Page segmentation data

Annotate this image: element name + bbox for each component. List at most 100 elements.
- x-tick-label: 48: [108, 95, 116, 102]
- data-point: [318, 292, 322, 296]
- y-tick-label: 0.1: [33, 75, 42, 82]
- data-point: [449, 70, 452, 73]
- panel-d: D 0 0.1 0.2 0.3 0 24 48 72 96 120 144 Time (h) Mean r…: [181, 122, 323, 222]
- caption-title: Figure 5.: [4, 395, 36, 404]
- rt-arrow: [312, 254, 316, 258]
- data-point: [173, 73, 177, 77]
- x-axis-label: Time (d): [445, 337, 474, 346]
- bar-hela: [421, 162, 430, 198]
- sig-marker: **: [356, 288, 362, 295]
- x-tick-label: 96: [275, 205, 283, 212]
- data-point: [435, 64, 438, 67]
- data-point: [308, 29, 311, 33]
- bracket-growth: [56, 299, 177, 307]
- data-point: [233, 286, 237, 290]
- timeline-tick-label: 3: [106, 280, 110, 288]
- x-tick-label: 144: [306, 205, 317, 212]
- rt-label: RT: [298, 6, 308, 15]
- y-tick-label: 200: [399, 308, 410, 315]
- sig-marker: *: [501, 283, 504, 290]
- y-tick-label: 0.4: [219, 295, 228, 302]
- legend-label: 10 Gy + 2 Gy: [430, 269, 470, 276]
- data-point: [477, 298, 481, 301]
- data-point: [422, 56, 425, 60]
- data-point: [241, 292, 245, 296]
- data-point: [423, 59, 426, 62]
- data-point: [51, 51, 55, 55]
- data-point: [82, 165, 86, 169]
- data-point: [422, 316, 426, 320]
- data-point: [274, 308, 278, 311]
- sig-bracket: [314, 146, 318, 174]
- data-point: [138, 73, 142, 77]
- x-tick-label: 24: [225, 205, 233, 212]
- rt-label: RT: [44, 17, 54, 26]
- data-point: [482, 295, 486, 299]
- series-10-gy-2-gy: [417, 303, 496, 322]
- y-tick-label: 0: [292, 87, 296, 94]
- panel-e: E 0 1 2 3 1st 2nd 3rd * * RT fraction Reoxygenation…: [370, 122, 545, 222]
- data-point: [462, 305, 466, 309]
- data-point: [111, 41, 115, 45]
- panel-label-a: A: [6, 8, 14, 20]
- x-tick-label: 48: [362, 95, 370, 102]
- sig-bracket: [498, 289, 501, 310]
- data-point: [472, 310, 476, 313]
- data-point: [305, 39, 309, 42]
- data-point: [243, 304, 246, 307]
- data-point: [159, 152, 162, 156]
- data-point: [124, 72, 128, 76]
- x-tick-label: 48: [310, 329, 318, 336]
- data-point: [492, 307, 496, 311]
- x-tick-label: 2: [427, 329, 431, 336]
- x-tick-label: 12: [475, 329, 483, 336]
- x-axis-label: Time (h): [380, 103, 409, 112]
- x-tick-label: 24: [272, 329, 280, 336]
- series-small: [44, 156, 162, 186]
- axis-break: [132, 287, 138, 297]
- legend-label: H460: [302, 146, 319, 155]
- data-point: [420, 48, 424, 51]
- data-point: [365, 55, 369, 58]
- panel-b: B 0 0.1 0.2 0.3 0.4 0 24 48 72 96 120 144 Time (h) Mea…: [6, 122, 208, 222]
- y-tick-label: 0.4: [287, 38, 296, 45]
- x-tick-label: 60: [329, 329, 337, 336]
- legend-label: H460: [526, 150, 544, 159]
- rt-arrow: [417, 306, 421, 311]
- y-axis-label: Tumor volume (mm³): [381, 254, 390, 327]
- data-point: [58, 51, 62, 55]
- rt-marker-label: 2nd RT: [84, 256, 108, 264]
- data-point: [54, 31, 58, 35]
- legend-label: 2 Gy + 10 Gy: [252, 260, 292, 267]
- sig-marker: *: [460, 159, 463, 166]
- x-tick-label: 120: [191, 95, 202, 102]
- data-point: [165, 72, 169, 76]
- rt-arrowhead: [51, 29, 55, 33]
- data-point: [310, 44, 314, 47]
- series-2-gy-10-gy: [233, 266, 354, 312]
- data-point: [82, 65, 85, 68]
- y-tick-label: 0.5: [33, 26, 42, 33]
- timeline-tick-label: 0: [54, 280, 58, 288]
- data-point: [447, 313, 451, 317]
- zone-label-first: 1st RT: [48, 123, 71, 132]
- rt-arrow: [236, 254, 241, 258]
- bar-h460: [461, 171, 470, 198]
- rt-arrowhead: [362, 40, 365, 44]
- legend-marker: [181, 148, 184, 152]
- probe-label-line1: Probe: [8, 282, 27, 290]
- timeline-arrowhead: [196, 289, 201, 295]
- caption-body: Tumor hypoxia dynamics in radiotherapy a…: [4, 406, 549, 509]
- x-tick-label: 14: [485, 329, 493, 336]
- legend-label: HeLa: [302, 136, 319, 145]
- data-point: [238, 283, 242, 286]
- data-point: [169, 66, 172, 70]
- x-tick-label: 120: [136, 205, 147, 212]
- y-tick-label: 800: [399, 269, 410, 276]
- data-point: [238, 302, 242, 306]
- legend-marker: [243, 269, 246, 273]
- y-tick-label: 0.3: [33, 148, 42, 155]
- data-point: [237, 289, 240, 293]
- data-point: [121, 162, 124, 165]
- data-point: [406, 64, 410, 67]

Required work => Please copy each line above exactly as written.

Answer for the task =>
Annotate this image: element name + bbox for each component. List at most 100 elements.
- x-tick-label: 48: [108, 95, 116, 102]
- data-point: [318, 292, 322, 296]
- y-tick-label: 0.1: [33, 75, 42, 82]
- data-point: [449, 70, 452, 73]
- panel-d: D 0 0.1 0.2 0.3 0 24 48 72 96 120 144 Time (h) Mean r…: [181, 122, 323, 222]
- caption-title: Figure 5.: [4, 395, 36, 404]
- rt-arrow: [312, 254, 316, 258]
- data-point: [173, 73, 177, 77]
- x-axis-label: Time (d): [445, 337, 474, 346]
- bar-hela: [421, 162, 430, 198]
- sig-marker: **: [356, 288, 362, 295]
- x-tick-label: 96: [275, 205, 283, 212]
- data-point: [435, 64, 438, 67]
- data-point: [308, 29, 311, 33]
- bracket-growth: [56, 299, 177, 307]
- data-point: [233, 286, 237, 290]
- timeline-tick-label: 3: [106, 280, 110, 288]
- x-tick-label: 144: [306, 205, 317, 212]
- rt-label: RT: [298, 6, 308, 15]
- y-tick-label: 200: [399, 308, 410, 315]
- sig-marker: *: [501, 283, 504, 290]
- y-tick-label: 0.4: [219, 295, 228, 302]
- legend-label: 10 Gy + 2 Gy: [430, 269, 470, 276]
- data-point: [477, 298, 481, 301]
- data-point: [422, 56, 425, 60]
- data-point: [241, 292, 245, 296]
- data-point: [423, 59, 426, 62]
- data-point: [51, 51, 55, 55]
- data-point: [82, 165, 86, 169]
- data-point: [422, 316, 426, 320]
- data-point: [274, 308, 278, 311]
- sig-bracket: [314, 146, 318, 174]
- data-point: [138, 73, 142, 77]
- x-tick-label: 24: [225, 205, 233, 212]
- rt-label: RT: [44, 17, 54, 26]
- data-point: [482, 295, 486, 299]
- series-10-gy-2-gy: [417, 303, 496, 322]
- y-tick-label: 0: [292, 87, 296, 94]
- panel-e: E 0 1 2 3 1st 2nd 3rd * * RT fraction Reoxygenation…: [370, 122, 545, 222]
- data-point: [462, 305, 466, 309]
- data-point: [111, 41, 115, 45]
- panel-label-a: A: [6, 8, 14, 20]
- x-tick-label: 48: [362, 95, 370, 102]
- sig-bracket: [498, 289, 501, 310]
- data-point: [472, 310, 476, 313]
- data-point: [305, 39, 309, 42]
- data-point: [243, 304, 246, 307]
- data-point: [159, 152, 162, 156]
- data-point: [124, 72, 128, 76]
- x-tick-label: 48: [310, 329, 318, 336]
- data-point: [492, 307, 496, 311]
- x-tick-label: 2: [427, 329, 431, 336]
- x-tick-label: 12: [475, 329, 483, 336]
- x-axis-label: Time (h): [380, 103, 409, 112]
- x-tick-label: 24: [272, 329, 280, 336]
- series-small: [44, 156, 162, 186]
- axis-break: [132, 287, 138, 297]
- legend-label: H460: [302, 146, 319, 155]
- data-point: [420, 48, 424, 51]
- data-point: [365, 55, 369, 58]
- panel-b: B 0 0.1 0.2 0.3 0.4 0 24 48 72 96 120 144 Time (h) Mea…: [6, 122, 208, 222]
- y-tick-label: 0.4: [287, 38, 296, 45]
- x-tick-label: 60: [329, 329, 337, 336]
- legend-label: H460: [526, 150, 544, 159]
- rt-arrow: [417, 306, 421, 311]
- y-axis-label: Tumor volume (mm³): [381, 254, 390, 327]
- data-point: [58, 51, 62, 55]
- rt-marker-label: 2nd RT: [84, 256, 108, 264]
- data-point: [54, 31, 58, 35]
- legend-label: 2 Gy + 10 Gy: [252, 260, 292, 267]
- sig-marker: *: [460, 159, 463, 166]
- x-tick-label: 120: [191, 95, 202, 102]
- data-point: [165, 72, 169, 76]
- rt-arrowhead: [51, 29, 55, 33]
- data-point: [310, 44, 314, 47]
- series-2-gy-10-gy: [233, 266, 354, 312]
- data-point: [82, 65, 85, 68]
- y-tick-label: 0.5: [33, 26, 42, 33]
- timeline-tick-label: 0: [54, 280, 58, 288]
- data-point: [447, 313, 451, 317]
- zone-label-first: 1st RT: [48, 123, 71, 132]
- rt-arrow: [236, 254, 241, 258]
- bar-h460: [461, 171, 470, 198]
- rt-arrowhead: [362, 40, 365, 44]
- legend-marker: [181, 148, 184, 152]
- probe-label-line1: Probe: [8, 282, 27, 290]
- timeline-arrowhead: [196, 289, 201, 295]
- caption-body: Tumor hypoxia dynamics in radiotherapy a…: [4, 406, 549, 509]
- x-tick-label: 14: [485, 329, 493, 336]
- legend-label: HeLa: [302, 136, 319, 145]
- data-point: [238, 283, 242, 286]
- data-point: [169, 66, 172, 70]
- x-tick-label: 120: [136, 205, 147, 212]
- y-tick-label: 800: [399, 269, 410, 276]
- data-point: [238, 302, 242, 306]
- legend-marker: [243, 269, 246, 273]
- y-tick-label: 0.3: [33, 148, 42, 155]
- data-point: [237, 289, 240, 293]
- data-point: [121, 162, 124, 165]
- data-point: [406, 64, 410, 67]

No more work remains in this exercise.